Gather each line of the data below that contains the string "series". Matching is case-sensitive.

Stored items from a collection
——

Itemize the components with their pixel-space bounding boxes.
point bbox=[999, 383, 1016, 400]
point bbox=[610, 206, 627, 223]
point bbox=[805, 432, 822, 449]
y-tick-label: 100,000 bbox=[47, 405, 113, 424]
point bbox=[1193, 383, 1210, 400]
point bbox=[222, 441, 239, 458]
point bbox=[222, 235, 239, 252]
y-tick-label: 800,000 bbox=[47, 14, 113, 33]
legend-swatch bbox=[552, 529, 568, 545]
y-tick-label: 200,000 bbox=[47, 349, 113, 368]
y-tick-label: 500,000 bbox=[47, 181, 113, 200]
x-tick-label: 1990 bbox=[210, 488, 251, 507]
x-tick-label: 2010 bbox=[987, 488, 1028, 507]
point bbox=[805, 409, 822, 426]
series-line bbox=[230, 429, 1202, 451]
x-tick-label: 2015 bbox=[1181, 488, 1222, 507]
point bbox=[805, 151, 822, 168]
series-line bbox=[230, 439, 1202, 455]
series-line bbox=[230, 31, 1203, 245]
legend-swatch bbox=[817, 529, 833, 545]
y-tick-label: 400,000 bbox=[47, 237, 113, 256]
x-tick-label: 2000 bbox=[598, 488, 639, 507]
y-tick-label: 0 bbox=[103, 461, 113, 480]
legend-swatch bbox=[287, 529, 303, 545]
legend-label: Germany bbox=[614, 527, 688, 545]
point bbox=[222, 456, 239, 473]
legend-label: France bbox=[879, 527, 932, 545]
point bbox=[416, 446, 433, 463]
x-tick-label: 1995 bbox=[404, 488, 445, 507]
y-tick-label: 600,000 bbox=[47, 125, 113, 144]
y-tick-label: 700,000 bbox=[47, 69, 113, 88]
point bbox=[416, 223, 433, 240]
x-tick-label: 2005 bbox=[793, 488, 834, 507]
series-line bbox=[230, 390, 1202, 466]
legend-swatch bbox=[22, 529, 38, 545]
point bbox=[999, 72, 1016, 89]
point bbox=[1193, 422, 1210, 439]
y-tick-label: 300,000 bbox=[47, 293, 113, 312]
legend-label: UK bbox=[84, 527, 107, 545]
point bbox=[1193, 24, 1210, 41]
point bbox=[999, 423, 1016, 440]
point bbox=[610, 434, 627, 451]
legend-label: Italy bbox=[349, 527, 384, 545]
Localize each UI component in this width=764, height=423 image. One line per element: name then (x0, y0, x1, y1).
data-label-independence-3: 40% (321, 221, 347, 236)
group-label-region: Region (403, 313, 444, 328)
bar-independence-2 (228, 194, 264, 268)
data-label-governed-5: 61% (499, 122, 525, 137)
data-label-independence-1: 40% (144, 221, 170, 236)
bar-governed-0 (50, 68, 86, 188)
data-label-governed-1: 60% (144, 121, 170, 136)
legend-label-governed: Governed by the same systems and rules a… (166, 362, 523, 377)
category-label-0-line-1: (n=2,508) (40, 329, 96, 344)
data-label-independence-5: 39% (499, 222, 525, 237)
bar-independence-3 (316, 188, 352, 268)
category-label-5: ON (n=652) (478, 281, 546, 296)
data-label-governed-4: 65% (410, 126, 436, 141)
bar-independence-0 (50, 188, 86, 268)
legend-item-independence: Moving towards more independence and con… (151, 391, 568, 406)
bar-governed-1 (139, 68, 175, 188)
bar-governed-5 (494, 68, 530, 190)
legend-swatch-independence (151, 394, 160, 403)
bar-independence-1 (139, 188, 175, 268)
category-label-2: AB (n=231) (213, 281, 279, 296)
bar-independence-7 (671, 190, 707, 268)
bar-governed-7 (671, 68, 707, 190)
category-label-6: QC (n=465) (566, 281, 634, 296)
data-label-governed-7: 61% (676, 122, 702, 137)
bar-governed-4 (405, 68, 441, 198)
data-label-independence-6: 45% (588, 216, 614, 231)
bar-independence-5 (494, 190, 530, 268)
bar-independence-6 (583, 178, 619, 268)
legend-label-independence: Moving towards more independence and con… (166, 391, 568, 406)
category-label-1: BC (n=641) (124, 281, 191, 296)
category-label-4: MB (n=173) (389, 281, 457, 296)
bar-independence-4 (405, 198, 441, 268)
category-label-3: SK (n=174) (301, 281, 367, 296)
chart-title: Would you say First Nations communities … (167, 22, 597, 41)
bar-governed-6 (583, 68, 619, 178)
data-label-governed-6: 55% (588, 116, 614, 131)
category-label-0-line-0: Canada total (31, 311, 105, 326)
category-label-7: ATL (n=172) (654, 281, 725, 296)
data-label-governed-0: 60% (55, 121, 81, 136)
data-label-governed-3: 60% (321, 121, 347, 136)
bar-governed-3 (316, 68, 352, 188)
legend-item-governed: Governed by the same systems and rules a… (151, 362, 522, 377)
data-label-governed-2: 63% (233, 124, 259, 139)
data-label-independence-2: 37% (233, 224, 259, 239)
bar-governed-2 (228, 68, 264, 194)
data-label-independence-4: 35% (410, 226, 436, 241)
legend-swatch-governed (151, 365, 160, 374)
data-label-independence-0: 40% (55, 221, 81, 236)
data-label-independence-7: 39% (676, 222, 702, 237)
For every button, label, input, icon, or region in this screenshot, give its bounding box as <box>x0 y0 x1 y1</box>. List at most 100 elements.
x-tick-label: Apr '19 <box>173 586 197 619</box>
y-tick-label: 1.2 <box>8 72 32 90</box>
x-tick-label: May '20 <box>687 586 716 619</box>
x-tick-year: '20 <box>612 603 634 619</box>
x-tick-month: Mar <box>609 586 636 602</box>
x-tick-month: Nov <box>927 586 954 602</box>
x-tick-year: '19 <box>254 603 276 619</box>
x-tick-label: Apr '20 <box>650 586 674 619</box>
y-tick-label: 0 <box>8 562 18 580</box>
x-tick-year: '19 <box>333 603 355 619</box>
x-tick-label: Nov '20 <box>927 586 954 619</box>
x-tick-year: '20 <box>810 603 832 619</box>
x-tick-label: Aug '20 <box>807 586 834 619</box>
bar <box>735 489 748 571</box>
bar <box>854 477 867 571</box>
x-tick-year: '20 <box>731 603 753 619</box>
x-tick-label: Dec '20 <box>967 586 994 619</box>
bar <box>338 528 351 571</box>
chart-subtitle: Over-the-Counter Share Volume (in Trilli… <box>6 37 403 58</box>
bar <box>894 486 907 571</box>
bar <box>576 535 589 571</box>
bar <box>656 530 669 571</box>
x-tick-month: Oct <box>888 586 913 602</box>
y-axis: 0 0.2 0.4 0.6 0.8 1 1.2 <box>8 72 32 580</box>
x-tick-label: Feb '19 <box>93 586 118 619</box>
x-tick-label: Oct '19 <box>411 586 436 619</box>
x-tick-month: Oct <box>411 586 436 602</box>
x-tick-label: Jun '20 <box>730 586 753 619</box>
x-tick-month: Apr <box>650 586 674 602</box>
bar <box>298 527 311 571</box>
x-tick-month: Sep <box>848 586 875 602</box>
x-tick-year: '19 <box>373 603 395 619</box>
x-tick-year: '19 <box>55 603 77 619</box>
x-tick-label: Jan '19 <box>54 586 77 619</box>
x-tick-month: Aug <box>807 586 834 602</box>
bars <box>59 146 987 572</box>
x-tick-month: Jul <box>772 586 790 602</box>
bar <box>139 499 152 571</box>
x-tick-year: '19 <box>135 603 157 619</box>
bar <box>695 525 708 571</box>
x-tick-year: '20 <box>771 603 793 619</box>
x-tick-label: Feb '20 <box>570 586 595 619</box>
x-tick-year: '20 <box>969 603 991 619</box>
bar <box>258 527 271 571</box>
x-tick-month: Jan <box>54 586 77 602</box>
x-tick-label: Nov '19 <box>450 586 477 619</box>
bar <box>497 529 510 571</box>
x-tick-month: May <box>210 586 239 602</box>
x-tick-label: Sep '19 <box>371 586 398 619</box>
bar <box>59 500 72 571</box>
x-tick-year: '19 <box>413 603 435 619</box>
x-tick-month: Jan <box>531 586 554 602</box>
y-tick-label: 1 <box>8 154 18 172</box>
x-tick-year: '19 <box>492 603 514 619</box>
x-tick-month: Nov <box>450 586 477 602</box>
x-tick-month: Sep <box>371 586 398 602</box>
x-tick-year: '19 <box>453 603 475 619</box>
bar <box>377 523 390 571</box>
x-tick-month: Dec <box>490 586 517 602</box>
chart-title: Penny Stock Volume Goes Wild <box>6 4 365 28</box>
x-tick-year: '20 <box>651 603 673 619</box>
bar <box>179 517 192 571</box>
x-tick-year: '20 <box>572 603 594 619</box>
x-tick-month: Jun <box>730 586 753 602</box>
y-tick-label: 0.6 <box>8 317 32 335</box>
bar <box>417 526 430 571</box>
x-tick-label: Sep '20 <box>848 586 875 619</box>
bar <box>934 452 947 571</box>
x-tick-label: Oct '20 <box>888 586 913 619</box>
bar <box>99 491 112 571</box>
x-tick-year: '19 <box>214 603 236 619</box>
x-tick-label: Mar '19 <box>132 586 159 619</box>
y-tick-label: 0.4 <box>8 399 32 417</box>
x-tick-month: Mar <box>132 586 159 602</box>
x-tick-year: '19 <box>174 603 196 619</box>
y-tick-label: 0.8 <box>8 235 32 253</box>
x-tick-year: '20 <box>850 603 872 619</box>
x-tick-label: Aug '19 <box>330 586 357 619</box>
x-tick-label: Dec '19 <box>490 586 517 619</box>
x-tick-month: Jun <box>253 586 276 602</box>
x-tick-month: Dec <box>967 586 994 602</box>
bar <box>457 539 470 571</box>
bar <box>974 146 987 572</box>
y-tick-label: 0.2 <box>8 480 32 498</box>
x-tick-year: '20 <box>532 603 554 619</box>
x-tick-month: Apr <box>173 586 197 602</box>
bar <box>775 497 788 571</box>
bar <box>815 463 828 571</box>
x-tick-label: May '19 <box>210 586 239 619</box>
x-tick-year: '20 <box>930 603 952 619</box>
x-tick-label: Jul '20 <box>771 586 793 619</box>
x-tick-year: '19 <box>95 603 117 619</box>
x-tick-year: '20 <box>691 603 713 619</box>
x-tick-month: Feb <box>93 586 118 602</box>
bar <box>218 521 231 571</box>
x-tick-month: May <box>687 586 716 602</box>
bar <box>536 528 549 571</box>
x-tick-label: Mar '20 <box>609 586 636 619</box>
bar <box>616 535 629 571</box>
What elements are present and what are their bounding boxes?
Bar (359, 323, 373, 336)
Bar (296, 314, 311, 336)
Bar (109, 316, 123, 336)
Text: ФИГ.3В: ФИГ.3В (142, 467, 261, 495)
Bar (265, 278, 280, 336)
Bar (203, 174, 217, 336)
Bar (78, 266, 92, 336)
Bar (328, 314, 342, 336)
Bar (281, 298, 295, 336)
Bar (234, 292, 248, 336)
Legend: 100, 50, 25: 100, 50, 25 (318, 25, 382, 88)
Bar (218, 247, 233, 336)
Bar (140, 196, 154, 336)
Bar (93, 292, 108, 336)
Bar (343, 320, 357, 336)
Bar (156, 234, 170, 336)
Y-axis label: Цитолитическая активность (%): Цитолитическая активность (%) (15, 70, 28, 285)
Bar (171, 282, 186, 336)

——

THE RESULT:
series-line bbox=[230, 429, 1202, 451]
series-line bbox=[230, 439, 1202, 455]
series-line bbox=[230, 31, 1203, 245]
series-line bbox=[230, 390, 1202, 466]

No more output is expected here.